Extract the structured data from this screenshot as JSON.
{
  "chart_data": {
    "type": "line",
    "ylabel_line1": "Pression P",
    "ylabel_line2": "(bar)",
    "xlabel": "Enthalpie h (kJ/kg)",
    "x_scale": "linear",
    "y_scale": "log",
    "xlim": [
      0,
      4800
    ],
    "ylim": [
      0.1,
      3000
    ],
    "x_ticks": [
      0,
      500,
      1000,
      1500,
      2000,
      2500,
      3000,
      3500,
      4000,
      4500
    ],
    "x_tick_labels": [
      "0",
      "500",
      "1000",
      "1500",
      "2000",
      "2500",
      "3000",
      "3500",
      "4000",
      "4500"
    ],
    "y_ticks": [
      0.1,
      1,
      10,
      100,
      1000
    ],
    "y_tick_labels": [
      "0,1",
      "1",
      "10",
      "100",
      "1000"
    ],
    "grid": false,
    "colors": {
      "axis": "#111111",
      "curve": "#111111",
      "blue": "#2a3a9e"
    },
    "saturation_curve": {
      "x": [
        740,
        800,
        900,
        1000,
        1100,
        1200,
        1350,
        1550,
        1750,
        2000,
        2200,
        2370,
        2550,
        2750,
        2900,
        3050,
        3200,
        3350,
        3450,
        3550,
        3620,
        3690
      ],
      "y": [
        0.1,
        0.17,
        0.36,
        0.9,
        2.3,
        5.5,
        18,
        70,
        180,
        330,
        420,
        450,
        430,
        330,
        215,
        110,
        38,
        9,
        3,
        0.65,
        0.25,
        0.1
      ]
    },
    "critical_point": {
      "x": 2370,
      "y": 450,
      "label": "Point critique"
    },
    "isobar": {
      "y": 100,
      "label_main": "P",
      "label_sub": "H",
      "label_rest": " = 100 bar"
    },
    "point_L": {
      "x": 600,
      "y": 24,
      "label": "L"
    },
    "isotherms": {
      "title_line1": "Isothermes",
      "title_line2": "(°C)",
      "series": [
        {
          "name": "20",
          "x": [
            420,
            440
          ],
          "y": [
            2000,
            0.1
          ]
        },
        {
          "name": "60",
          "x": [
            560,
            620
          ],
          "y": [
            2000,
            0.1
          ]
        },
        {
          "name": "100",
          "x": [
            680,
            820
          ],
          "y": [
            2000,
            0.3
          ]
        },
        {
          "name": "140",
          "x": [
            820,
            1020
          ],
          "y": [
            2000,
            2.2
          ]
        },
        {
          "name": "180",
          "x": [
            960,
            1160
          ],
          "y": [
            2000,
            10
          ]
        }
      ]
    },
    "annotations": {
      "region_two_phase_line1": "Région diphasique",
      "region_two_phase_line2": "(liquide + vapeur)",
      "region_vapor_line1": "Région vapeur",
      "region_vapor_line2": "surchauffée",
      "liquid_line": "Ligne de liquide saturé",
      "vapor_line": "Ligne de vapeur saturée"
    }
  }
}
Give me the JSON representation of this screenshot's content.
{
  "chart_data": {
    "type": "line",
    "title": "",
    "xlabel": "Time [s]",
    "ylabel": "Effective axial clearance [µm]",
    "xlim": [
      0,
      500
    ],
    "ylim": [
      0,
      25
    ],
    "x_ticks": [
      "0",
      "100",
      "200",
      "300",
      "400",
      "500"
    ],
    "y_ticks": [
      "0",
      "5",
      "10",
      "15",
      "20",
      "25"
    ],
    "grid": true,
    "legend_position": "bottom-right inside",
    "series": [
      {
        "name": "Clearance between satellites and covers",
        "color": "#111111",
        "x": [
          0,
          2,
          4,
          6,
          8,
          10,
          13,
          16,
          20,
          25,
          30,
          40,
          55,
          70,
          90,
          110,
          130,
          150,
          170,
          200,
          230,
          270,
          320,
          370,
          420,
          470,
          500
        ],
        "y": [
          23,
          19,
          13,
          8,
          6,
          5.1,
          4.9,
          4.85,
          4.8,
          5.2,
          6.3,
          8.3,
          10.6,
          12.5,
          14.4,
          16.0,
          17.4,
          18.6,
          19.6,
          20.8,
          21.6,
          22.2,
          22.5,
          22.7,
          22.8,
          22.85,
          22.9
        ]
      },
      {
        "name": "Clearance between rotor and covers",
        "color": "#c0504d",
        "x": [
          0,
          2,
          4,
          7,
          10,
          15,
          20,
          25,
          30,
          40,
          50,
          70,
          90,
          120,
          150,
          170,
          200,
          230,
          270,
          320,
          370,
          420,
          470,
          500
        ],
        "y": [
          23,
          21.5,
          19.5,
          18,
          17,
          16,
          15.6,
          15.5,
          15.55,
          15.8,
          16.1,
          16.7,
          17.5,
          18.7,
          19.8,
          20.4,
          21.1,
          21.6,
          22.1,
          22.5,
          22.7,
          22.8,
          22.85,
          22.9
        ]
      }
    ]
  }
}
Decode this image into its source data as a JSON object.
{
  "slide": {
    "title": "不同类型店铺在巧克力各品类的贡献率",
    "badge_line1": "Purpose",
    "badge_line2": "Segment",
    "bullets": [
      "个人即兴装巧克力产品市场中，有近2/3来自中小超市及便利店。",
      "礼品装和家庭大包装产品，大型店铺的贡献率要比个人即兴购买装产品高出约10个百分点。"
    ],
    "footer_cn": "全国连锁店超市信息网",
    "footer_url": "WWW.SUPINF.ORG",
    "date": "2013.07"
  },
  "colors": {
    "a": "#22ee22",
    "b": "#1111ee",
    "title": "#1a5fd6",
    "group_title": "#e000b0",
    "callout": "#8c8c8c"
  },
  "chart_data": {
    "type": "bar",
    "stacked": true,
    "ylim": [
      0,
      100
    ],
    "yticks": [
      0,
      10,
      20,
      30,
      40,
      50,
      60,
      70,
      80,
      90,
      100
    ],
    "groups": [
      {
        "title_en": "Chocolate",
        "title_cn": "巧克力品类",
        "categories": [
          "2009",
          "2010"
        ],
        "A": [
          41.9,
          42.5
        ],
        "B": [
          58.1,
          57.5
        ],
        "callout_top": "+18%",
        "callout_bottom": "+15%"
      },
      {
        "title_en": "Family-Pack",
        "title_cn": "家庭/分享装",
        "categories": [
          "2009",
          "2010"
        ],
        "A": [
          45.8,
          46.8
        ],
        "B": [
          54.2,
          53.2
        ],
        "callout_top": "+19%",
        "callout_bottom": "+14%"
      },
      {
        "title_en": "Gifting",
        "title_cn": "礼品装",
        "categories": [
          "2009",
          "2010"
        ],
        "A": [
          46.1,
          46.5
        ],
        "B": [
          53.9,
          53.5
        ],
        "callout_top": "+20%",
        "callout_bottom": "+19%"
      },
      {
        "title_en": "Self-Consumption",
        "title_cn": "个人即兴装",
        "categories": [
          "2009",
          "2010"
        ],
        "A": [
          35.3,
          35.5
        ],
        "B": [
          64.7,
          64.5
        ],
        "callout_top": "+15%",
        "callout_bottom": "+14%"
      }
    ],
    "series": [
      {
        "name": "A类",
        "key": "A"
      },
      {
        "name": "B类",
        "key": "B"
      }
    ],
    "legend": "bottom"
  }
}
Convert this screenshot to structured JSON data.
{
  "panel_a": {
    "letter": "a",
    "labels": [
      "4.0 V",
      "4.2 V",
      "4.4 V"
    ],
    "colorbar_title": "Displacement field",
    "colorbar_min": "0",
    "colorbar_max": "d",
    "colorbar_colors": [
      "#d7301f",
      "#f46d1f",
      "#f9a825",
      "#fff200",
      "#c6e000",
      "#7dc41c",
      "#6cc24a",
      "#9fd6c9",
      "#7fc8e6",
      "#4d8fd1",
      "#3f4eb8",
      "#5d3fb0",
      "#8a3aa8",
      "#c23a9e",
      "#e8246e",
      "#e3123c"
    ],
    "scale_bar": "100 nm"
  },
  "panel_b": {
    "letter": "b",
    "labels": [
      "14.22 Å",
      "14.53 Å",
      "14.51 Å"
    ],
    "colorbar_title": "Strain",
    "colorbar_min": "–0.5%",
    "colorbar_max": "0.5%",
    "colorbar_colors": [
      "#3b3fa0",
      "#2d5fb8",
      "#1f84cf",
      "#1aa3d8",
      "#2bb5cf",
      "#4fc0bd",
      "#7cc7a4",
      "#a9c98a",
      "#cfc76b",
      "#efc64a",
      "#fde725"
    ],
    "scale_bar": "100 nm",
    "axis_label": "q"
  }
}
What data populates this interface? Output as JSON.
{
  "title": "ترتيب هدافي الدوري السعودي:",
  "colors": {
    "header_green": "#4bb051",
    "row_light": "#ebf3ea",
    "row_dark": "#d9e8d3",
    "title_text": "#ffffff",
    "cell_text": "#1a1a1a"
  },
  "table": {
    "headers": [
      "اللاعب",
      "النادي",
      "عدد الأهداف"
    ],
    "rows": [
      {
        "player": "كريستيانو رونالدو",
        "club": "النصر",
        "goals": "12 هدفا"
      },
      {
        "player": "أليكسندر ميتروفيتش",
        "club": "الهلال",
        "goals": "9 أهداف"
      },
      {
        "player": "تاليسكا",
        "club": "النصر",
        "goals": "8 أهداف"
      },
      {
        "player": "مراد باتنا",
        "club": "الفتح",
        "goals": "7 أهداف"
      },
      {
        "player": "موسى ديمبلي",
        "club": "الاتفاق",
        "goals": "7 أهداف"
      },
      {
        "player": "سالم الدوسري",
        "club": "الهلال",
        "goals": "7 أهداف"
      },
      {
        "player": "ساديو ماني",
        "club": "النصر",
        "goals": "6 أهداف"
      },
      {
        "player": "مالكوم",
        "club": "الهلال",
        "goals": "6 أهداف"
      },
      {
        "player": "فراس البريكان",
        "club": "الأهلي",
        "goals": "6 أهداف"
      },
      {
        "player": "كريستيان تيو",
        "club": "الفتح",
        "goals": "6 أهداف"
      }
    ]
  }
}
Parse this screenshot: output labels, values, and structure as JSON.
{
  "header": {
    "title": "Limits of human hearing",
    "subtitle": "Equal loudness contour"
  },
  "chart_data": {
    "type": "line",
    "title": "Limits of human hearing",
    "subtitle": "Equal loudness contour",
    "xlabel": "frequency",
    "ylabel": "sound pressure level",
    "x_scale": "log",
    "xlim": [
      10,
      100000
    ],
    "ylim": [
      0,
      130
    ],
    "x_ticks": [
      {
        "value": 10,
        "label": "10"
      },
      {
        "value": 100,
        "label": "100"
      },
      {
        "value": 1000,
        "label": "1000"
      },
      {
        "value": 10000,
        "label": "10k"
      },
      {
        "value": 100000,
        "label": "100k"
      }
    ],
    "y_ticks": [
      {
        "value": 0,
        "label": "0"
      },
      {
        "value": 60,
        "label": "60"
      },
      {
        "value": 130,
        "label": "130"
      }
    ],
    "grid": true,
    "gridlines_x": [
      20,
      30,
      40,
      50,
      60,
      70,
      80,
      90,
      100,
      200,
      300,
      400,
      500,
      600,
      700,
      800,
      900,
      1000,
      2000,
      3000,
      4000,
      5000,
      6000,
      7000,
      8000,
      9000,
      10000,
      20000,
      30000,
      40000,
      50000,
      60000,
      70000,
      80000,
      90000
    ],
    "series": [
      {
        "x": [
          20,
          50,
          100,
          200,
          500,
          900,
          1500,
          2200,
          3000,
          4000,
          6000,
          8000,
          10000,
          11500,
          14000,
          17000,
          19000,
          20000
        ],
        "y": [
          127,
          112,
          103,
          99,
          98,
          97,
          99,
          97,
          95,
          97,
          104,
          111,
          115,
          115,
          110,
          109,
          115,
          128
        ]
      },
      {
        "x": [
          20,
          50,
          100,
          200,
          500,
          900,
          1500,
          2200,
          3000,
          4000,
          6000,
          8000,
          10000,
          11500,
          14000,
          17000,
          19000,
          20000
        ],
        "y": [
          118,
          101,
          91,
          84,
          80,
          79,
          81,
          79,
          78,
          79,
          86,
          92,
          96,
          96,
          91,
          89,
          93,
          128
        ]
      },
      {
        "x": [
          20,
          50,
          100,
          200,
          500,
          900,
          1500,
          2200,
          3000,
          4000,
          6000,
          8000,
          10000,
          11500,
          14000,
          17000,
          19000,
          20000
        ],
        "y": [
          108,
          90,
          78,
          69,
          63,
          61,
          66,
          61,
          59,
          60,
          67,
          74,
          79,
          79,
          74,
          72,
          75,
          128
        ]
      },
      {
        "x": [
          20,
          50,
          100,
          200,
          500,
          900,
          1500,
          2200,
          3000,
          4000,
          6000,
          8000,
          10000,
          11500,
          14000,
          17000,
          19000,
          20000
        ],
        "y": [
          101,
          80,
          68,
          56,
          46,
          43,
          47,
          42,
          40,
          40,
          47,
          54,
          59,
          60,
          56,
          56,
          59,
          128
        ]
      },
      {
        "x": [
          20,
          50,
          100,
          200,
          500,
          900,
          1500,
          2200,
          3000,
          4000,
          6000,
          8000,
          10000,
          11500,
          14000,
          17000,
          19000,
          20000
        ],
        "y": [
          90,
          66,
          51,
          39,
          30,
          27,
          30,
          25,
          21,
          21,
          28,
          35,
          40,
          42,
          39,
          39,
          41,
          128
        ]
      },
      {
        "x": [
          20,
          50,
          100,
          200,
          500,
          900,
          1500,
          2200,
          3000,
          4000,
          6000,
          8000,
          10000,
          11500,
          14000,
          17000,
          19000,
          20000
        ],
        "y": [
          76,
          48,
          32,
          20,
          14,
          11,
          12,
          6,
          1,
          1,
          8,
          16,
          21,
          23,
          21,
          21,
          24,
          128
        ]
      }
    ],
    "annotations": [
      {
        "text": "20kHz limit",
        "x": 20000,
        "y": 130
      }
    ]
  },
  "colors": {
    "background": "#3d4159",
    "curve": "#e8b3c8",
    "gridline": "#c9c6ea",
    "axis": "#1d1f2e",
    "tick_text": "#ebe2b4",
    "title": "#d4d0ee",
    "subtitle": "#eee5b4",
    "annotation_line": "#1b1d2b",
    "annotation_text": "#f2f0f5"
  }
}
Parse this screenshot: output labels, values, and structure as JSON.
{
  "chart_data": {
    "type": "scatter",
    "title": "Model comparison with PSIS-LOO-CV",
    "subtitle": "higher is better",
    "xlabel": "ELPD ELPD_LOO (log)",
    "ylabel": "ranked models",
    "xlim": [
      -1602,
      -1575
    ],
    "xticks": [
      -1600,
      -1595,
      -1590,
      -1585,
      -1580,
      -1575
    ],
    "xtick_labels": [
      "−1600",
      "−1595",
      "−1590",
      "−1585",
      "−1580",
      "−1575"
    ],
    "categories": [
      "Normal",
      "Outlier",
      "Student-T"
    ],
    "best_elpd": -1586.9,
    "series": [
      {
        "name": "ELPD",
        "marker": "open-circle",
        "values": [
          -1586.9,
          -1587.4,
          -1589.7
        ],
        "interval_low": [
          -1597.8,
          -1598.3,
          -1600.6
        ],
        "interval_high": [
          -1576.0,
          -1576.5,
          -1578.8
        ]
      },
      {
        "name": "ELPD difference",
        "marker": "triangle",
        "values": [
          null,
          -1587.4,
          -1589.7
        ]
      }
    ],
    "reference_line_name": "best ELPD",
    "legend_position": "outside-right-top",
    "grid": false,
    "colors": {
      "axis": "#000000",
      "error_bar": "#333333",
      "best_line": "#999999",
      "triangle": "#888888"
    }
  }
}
————————
• Required work: Pick out the lines that have the word "right". Copy them all.

• Solution to this task:
    "legend_position": "bottom-right inside",
    "legend_position": "outside-right-top",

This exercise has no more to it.